▸ **Task details**
Say how many lines contain the word "Promoção" and give no other text.
+++ Supplied records +++
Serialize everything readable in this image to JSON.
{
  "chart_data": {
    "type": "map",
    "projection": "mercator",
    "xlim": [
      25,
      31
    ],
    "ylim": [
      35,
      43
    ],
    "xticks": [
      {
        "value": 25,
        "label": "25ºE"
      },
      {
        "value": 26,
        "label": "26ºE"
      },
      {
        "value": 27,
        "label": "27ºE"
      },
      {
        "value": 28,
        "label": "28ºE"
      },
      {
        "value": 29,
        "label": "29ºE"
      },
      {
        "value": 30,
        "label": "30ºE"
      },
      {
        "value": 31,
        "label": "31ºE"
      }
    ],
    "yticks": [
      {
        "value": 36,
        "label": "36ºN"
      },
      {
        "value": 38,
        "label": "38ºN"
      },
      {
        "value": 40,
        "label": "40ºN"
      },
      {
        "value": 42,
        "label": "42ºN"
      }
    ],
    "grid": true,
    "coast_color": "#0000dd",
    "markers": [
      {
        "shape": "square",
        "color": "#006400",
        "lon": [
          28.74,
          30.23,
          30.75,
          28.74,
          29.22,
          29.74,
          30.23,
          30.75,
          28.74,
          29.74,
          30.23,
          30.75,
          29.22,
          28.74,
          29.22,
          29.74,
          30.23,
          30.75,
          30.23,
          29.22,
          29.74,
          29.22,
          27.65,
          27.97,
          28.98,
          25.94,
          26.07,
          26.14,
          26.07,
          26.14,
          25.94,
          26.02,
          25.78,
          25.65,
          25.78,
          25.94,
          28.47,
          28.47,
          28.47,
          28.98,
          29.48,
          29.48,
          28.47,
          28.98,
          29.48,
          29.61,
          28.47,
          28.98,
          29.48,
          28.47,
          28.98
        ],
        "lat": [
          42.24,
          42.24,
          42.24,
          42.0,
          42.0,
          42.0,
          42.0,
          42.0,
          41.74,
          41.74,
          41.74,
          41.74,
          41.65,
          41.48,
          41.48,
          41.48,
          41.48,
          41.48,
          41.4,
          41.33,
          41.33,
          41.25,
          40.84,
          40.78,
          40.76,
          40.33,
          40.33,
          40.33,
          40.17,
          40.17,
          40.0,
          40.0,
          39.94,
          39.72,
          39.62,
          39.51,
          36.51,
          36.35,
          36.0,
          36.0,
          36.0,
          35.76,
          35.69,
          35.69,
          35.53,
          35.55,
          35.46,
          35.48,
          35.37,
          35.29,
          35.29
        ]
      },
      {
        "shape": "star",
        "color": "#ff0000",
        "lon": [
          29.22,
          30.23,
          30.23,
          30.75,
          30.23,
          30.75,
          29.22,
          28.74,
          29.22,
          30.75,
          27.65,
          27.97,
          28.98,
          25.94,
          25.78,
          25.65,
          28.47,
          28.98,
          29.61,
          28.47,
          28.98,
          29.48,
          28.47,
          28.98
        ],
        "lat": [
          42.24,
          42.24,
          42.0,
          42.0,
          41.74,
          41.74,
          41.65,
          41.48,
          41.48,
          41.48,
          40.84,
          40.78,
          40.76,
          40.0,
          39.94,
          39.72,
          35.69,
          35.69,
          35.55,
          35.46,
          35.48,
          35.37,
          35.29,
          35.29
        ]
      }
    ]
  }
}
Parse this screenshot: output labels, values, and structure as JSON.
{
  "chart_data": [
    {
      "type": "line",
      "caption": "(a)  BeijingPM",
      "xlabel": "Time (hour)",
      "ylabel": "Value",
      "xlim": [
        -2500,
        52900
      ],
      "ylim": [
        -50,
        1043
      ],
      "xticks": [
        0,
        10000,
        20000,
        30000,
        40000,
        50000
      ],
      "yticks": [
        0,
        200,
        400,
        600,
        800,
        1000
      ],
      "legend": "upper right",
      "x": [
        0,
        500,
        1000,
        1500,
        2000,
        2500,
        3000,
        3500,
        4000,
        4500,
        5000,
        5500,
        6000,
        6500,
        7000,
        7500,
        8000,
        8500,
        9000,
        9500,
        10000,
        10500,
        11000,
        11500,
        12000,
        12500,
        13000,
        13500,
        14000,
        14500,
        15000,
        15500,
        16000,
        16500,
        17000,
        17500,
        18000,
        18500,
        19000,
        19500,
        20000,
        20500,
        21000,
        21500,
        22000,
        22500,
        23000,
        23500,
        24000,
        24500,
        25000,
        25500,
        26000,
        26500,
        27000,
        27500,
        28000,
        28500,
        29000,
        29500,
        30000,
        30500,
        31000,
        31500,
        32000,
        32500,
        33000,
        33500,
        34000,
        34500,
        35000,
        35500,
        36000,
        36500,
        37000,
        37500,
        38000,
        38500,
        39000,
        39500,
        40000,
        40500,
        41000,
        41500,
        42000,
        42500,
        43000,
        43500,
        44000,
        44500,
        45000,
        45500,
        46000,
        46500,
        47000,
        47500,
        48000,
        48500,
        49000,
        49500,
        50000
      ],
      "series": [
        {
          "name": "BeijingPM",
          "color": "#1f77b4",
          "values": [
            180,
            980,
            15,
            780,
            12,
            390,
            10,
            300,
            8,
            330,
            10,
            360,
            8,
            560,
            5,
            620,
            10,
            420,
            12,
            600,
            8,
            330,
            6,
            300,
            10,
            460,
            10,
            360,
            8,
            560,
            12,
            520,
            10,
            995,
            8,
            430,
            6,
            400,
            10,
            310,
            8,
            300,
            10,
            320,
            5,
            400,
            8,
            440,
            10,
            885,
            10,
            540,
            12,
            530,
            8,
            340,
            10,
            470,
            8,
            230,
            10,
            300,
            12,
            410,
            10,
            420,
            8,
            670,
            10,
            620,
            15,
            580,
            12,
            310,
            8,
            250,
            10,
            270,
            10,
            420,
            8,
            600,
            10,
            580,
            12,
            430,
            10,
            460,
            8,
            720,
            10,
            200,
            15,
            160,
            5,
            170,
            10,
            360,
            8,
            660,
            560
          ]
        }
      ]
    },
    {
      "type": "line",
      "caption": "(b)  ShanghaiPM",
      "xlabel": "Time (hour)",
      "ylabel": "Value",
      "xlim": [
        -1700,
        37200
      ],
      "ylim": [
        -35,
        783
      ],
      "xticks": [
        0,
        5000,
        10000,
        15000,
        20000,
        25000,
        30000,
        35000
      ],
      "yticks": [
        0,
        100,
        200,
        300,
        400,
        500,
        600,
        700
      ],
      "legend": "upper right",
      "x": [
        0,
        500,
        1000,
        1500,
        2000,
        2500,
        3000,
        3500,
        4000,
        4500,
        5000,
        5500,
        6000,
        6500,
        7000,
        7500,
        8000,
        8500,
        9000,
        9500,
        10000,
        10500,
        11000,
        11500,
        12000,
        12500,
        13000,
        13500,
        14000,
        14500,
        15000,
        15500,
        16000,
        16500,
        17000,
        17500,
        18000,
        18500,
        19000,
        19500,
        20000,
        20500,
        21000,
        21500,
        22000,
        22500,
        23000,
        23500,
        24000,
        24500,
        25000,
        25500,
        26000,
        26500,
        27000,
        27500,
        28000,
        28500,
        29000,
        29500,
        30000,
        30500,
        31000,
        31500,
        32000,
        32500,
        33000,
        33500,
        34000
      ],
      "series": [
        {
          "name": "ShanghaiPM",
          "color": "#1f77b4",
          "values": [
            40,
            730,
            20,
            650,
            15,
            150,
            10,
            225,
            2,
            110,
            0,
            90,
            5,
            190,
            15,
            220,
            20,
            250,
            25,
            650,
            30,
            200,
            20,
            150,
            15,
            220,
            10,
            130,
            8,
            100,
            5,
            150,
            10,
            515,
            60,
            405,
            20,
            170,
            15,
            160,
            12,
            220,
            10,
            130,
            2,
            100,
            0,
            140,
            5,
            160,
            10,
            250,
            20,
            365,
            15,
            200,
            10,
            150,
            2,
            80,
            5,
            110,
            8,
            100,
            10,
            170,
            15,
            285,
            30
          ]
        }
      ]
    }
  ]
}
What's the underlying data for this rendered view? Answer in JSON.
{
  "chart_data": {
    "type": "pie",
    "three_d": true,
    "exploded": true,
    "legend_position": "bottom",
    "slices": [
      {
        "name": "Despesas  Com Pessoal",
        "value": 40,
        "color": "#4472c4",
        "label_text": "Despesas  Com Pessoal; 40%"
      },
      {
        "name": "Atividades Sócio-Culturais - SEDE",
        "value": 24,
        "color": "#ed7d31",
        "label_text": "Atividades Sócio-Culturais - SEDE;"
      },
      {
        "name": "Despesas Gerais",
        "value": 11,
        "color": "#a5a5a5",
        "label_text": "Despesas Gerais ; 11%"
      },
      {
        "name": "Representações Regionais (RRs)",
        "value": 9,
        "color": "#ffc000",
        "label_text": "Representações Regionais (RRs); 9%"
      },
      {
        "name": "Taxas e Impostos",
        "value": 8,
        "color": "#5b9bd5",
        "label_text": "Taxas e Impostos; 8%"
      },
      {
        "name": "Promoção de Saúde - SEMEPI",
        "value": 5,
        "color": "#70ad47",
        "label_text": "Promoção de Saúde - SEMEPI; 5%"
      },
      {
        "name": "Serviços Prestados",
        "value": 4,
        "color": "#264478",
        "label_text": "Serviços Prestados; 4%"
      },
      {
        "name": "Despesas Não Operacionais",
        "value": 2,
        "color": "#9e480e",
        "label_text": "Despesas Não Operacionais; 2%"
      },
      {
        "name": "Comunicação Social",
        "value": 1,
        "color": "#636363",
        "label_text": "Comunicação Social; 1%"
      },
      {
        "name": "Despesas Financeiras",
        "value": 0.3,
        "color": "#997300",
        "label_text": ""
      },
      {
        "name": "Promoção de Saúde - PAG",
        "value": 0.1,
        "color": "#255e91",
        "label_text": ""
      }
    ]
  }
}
+++
▸ **Result of the task**
3